EXERCISE INSTRUCTIONS:
Reproduce, without alteration, the lines of the listing between the line containing "Patent image size: (1033, 1430)." and the line containing "The duct 707 is at (380, 1137).", inclusive.

--- Start GIVEN DATA ---

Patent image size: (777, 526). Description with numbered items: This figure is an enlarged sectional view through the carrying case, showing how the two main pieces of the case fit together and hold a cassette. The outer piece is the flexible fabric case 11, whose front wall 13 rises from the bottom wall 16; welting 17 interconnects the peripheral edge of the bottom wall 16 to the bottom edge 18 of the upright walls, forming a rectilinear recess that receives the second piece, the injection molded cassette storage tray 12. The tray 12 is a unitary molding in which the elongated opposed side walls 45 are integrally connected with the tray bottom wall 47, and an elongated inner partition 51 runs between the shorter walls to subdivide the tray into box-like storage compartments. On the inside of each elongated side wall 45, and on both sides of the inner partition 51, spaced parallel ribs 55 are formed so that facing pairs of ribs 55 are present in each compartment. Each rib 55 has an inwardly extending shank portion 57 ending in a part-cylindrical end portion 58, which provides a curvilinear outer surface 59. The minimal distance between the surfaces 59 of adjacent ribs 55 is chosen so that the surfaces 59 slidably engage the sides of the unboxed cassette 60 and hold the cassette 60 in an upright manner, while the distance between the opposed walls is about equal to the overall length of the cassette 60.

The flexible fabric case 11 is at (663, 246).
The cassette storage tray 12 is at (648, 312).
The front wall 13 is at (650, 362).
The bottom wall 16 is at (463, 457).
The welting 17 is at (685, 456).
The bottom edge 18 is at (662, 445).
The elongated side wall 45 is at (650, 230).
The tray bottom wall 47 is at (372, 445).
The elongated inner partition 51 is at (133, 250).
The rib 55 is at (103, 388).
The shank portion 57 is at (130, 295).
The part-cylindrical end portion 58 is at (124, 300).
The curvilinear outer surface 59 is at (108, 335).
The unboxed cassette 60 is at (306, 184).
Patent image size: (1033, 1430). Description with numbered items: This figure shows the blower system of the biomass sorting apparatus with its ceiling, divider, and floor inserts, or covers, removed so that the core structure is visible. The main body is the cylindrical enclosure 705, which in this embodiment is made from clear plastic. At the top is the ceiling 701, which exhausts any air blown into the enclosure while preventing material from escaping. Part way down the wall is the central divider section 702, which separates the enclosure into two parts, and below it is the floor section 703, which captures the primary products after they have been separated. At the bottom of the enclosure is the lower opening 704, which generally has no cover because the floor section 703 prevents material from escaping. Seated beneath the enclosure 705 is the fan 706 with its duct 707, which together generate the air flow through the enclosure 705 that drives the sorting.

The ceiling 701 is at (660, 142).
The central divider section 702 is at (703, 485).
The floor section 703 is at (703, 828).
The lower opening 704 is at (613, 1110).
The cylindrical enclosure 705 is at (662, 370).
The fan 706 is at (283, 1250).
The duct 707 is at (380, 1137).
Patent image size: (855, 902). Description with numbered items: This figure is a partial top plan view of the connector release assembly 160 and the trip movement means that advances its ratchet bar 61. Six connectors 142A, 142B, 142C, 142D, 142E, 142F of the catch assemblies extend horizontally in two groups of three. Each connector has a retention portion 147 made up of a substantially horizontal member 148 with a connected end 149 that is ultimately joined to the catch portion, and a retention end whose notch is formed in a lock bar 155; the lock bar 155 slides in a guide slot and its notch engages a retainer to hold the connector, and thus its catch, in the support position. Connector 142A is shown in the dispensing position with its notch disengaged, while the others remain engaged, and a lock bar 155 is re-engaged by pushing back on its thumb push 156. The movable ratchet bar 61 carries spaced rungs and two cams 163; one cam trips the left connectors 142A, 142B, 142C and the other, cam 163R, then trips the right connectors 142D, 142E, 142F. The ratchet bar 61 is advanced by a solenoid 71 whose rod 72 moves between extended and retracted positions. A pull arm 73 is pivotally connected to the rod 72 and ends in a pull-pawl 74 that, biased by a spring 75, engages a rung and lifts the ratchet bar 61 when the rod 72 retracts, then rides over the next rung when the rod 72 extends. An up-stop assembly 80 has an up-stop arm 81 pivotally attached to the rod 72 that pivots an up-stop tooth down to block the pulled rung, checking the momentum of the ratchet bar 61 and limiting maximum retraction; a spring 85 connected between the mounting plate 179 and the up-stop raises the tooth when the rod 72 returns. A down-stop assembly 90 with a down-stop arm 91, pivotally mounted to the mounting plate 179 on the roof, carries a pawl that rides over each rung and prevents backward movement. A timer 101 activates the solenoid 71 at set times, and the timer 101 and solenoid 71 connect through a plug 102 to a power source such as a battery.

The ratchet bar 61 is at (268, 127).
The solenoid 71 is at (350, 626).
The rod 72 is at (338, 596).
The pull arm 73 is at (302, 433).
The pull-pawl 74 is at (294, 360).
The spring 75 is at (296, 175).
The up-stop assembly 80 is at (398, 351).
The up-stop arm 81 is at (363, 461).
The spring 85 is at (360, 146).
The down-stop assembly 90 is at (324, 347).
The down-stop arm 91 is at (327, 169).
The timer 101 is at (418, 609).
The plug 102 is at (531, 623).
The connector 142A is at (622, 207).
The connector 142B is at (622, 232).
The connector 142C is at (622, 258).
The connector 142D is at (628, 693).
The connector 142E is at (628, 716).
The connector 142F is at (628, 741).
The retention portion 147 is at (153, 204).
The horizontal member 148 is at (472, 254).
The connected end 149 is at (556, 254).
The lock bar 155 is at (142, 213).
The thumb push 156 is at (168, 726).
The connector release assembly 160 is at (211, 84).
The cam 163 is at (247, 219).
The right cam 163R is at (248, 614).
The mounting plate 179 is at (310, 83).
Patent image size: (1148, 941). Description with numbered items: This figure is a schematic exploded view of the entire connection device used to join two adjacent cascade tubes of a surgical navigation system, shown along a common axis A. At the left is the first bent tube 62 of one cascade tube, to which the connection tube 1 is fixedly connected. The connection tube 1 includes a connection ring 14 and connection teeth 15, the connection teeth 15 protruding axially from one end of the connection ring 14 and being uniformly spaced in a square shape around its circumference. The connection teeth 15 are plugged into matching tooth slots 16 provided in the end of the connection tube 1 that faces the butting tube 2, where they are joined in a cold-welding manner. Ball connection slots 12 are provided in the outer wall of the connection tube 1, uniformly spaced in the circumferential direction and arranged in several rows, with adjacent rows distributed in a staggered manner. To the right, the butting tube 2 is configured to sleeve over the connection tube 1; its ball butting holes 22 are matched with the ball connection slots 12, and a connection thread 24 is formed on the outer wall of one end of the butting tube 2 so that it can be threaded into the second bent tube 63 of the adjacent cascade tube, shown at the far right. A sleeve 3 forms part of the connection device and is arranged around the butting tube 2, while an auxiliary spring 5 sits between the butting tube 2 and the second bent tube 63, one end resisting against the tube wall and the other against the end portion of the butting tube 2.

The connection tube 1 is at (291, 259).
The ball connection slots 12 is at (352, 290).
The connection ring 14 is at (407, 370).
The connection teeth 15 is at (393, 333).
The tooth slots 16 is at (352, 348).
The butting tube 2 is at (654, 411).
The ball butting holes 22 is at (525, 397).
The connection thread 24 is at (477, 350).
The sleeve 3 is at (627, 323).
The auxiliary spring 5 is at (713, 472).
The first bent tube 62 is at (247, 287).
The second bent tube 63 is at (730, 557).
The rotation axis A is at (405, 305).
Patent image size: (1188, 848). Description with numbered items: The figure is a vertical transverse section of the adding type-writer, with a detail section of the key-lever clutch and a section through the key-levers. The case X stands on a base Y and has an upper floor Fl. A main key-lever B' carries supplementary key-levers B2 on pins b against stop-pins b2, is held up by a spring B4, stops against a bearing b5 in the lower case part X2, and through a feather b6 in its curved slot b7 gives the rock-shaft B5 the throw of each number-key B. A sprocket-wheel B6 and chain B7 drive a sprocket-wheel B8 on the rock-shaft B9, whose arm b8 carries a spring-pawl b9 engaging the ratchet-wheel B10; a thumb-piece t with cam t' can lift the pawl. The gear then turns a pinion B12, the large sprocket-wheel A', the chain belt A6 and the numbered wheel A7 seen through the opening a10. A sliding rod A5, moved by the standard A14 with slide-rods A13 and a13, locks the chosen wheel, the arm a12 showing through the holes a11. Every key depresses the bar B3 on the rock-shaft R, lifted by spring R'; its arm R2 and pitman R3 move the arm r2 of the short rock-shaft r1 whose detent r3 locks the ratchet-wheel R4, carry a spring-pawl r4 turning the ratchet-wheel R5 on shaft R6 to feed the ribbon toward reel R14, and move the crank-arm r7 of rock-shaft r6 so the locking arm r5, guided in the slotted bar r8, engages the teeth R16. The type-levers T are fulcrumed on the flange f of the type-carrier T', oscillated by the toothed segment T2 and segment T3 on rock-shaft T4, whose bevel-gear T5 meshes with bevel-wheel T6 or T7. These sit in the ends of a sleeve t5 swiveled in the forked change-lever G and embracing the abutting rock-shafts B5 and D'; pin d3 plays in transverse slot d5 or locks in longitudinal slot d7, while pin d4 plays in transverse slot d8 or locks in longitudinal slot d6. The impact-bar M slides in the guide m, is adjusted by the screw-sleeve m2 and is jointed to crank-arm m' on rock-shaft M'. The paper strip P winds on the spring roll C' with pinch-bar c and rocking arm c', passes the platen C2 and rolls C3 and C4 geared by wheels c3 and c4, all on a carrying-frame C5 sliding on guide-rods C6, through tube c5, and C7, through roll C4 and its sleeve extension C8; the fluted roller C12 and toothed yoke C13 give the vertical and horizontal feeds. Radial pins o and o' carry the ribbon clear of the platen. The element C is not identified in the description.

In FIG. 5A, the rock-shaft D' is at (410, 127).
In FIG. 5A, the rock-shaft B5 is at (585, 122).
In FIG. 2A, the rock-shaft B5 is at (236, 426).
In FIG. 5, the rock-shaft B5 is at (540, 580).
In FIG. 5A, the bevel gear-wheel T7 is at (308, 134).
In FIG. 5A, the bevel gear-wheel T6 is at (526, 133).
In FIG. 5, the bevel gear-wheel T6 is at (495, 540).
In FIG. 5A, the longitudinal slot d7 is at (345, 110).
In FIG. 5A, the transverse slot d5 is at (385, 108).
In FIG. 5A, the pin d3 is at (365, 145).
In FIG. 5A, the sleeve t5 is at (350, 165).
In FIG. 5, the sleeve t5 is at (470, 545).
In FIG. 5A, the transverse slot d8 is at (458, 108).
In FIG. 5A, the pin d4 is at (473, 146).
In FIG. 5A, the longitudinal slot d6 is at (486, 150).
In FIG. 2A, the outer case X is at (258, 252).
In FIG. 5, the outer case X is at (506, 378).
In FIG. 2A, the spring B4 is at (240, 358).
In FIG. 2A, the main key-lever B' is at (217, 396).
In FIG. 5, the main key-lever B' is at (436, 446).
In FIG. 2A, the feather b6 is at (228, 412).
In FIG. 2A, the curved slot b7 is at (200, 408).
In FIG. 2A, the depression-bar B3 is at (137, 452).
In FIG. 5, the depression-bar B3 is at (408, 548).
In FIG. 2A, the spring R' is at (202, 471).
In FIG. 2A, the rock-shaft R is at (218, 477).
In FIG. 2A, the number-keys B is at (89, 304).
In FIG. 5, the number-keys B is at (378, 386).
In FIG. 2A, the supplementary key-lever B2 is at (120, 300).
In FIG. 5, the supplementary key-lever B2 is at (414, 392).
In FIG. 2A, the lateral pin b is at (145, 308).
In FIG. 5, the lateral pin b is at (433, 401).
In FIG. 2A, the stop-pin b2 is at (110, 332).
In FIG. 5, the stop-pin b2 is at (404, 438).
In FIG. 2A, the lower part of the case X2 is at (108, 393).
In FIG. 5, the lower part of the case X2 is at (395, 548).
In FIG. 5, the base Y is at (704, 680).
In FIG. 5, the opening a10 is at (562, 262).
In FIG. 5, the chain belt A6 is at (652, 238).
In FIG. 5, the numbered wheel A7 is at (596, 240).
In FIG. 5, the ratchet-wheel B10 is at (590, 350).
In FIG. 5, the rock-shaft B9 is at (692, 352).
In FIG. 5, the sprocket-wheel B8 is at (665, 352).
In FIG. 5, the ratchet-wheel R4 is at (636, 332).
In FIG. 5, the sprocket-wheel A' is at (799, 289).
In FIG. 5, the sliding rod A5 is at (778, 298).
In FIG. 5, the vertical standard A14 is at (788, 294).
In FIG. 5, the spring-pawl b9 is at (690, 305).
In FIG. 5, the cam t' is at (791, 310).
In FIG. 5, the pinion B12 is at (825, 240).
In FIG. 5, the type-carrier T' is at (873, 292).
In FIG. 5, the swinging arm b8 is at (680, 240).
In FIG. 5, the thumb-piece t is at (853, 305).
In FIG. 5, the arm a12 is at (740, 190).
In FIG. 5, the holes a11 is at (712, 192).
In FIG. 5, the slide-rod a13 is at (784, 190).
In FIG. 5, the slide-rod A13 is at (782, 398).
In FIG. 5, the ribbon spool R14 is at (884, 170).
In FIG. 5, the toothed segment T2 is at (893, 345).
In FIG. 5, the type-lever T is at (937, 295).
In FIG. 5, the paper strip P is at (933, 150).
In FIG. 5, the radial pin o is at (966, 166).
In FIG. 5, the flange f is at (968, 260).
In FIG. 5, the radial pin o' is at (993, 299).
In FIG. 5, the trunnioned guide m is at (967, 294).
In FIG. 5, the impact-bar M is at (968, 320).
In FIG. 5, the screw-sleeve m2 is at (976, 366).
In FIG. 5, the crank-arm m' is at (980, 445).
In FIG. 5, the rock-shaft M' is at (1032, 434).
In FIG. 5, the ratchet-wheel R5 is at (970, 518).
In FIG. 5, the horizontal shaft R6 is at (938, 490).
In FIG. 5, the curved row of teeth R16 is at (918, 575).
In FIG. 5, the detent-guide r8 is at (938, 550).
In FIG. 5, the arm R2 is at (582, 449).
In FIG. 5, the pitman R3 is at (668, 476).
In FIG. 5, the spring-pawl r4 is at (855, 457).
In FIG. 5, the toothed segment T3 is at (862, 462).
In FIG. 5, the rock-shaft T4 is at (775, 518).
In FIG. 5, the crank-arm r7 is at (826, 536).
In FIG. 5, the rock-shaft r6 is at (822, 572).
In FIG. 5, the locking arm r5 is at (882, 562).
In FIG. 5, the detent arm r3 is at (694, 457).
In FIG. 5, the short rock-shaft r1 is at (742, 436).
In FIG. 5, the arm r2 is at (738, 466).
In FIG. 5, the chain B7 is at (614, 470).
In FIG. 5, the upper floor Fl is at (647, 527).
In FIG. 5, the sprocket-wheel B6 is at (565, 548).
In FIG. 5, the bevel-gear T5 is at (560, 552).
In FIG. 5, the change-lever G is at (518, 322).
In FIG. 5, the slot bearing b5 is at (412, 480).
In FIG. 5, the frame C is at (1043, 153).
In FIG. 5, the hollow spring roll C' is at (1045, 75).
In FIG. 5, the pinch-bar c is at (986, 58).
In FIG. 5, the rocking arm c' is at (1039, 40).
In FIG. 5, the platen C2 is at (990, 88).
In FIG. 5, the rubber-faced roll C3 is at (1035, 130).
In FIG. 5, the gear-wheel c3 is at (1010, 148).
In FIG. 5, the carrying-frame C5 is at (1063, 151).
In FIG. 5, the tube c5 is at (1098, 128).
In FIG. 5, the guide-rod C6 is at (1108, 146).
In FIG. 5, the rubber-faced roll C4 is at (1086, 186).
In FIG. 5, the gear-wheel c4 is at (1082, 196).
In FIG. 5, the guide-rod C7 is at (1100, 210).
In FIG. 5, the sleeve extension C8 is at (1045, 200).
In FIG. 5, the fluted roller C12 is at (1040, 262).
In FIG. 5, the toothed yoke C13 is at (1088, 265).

--- End GIVEN DATA ---

RESPONSE BELOW:
Patent image size: (1033, 1430). Description with numbered items: This figure shows the blower system of the biomass sorting apparatus with its ceiling, divider, and floor inserts, or covers, removed so that the core structure is visible. The main body is the cylindrical enclosure 705, which in this embodiment is made from clear plastic. At the top is the ceiling 701, which exhausts any air blown into the enclosure while preventing material from escaping. Part way down the wall is the central divider section 702, which separates the enclosure into two parts, and below it is the floor section 703, which captures the primary products after they have been separated. At the bottom of the enclosure is the lower opening 704, which generally has no cover because the floor section 703 prevents material from escaping. Seated beneath the enclosure 705 is the fan 706 with its duct 707, which together generate the air flow through the enclosure 705 that drives the sorting.

The ceiling 701 is at (660, 142).
The central divider section 702 is at (703, 485).
The floor section 703 is at (703, 828).
The lower opening 704 is at (613, 1110).
The cylindrical enclosure 705 is at (662, 370).
The fan 706 is at (283, 1250).
The duct 707 is at (380, 1137).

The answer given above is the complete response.